Data provided:
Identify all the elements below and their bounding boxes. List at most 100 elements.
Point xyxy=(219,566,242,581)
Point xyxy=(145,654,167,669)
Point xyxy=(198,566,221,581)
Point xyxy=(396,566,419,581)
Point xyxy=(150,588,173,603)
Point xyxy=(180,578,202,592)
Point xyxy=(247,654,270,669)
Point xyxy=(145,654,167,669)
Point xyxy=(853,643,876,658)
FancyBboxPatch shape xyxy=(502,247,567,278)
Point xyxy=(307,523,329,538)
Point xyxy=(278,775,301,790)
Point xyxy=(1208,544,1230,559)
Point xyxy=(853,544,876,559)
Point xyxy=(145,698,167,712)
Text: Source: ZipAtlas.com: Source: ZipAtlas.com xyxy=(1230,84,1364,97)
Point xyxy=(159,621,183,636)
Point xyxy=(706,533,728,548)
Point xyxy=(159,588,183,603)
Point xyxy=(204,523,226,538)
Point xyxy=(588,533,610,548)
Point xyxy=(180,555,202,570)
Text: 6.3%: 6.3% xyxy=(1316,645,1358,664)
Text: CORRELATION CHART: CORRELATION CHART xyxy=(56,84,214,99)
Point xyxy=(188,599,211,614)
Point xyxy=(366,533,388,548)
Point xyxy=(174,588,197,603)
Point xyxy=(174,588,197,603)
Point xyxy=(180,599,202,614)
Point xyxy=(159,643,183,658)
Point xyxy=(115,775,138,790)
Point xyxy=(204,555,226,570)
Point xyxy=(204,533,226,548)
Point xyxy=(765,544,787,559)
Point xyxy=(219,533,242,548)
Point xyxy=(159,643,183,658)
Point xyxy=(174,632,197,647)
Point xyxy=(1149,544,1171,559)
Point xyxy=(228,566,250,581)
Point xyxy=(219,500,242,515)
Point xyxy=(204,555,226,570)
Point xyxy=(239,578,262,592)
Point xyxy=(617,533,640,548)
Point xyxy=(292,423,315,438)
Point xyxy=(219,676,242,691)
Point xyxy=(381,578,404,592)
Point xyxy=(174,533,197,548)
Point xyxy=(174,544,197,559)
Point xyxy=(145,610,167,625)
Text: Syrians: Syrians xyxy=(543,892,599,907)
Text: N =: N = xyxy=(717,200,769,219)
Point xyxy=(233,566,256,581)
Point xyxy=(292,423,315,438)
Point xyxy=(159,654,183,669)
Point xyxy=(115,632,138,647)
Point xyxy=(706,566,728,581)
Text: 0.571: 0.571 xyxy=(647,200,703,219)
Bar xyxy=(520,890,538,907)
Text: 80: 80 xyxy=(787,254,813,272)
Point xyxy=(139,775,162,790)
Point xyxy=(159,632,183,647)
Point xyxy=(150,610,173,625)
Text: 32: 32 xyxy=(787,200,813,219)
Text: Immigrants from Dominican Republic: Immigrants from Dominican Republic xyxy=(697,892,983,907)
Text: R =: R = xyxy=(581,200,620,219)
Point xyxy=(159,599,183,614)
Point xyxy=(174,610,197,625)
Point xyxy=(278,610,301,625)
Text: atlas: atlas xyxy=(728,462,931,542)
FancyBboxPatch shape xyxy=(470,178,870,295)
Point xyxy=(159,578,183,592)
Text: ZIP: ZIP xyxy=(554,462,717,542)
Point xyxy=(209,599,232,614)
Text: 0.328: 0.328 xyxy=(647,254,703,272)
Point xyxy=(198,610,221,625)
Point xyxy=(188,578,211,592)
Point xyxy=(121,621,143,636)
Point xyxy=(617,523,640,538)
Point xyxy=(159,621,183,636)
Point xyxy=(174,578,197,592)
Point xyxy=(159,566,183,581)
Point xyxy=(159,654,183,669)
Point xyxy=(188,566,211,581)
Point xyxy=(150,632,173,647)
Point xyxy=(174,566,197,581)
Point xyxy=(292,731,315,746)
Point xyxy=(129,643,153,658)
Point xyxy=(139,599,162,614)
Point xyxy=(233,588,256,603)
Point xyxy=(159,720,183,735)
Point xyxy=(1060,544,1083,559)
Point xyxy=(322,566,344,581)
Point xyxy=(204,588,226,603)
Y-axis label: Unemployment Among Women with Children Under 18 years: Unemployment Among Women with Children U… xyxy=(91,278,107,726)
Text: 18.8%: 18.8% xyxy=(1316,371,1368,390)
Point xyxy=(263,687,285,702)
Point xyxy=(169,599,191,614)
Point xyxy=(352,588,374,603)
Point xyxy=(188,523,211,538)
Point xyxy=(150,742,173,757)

Task brief: Copy these items over line for line, making no changes.

In response:
Identify all the elements below and their bounding boxes. List at most 100 elements.
Point xyxy=(219,566,242,581)
Point xyxy=(145,654,167,669)
Point xyxy=(198,566,221,581)
Point xyxy=(396,566,419,581)
Point xyxy=(150,588,173,603)
Point xyxy=(180,578,202,592)
Point xyxy=(247,654,270,669)
Point xyxy=(145,654,167,669)
Point xyxy=(853,643,876,658)
FancyBboxPatch shape xyxy=(502,247,567,278)
Point xyxy=(307,523,329,538)
Point xyxy=(278,775,301,790)
Point xyxy=(1208,544,1230,559)
Point xyxy=(853,544,876,559)
Point xyxy=(145,698,167,712)
Text: Source: ZipAtlas.com: Source: ZipAtlas.com xyxy=(1230,84,1364,97)
Point xyxy=(159,621,183,636)
Point xyxy=(706,533,728,548)
Point xyxy=(159,588,183,603)
Point xyxy=(204,523,226,538)
Point xyxy=(588,533,610,548)
Point xyxy=(180,555,202,570)
Text: 6.3%: 6.3% xyxy=(1316,645,1358,664)
Text: CORRELATION CHART: CORRELATION CHART xyxy=(56,84,214,99)
Point xyxy=(188,599,211,614)
Point xyxy=(366,533,388,548)
Point xyxy=(174,588,197,603)
Point xyxy=(174,588,197,603)
Point xyxy=(180,599,202,614)
Point xyxy=(159,643,183,658)
Point xyxy=(115,775,138,790)
Point xyxy=(204,555,226,570)
Point xyxy=(204,533,226,548)
Point xyxy=(765,544,787,559)
Point xyxy=(219,533,242,548)
Point xyxy=(159,643,183,658)
Point xyxy=(174,632,197,647)
Point xyxy=(1149,544,1171,559)
Point xyxy=(228,566,250,581)
Point xyxy=(219,500,242,515)
Point xyxy=(204,555,226,570)
Point xyxy=(239,578,262,592)
Point xyxy=(617,533,640,548)
Point xyxy=(292,423,315,438)
Point xyxy=(219,676,242,691)
Point xyxy=(381,578,404,592)
Point xyxy=(174,533,197,548)
Point xyxy=(174,544,197,559)
Point xyxy=(145,610,167,625)
Text: Syrians: Syrians xyxy=(543,892,599,907)
Text: N =: N = xyxy=(717,200,769,219)
Point xyxy=(233,566,256,581)
Point xyxy=(292,423,315,438)
Point xyxy=(159,654,183,669)
Point xyxy=(115,632,138,647)
Point xyxy=(706,566,728,581)
Text: 0.571: 0.571 xyxy=(647,200,703,219)
Bar xyxy=(520,890,538,907)
Text: 80: 80 xyxy=(787,254,813,272)
Point xyxy=(139,775,162,790)
Point xyxy=(159,632,183,647)
Point xyxy=(150,610,173,625)
Text: 32: 32 xyxy=(787,200,813,219)
Text: Immigrants from Dominican Republic: Immigrants from Dominican Republic xyxy=(697,892,983,907)
Text: R =: R = xyxy=(581,200,620,219)
Point xyxy=(159,599,183,614)
Point xyxy=(174,610,197,625)
Point xyxy=(278,610,301,625)
Text: atlas: atlas xyxy=(728,462,931,542)
FancyBboxPatch shape xyxy=(470,178,870,295)
Point xyxy=(159,578,183,592)
Text: ZIP: ZIP xyxy=(554,462,717,542)
Point xyxy=(209,599,232,614)
Text: 0.328: 0.328 xyxy=(647,254,703,272)
Point xyxy=(198,610,221,625)
Point xyxy=(188,578,211,592)
Point xyxy=(121,621,143,636)
Point xyxy=(617,523,640,538)
Point xyxy=(159,621,183,636)
Point xyxy=(174,578,197,592)
Point xyxy=(159,566,183,581)
Point xyxy=(159,654,183,669)
Point xyxy=(188,566,211,581)
Point xyxy=(150,632,173,647)
Point xyxy=(174,566,197,581)
Point xyxy=(292,731,315,746)
Point xyxy=(129,643,153,658)
Point xyxy=(139,599,162,614)
Point xyxy=(233,588,256,603)
Point xyxy=(159,720,183,735)
Point xyxy=(1060,544,1083,559)
Point xyxy=(322,566,344,581)
Point xyxy=(204,588,226,603)
Y-axis label: Unemployment Among Women with Children Under 18 years: Unemployment Among Women with Children U… xyxy=(91,278,107,726)
Text: 18.8%: 18.8% xyxy=(1316,371,1368,390)
Point xyxy=(263,687,285,702)
Point xyxy=(169,599,191,614)
Point xyxy=(352,588,374,603)
Point xyxy=(188,523,211,538)
Point xyxy=(150,742,173,757)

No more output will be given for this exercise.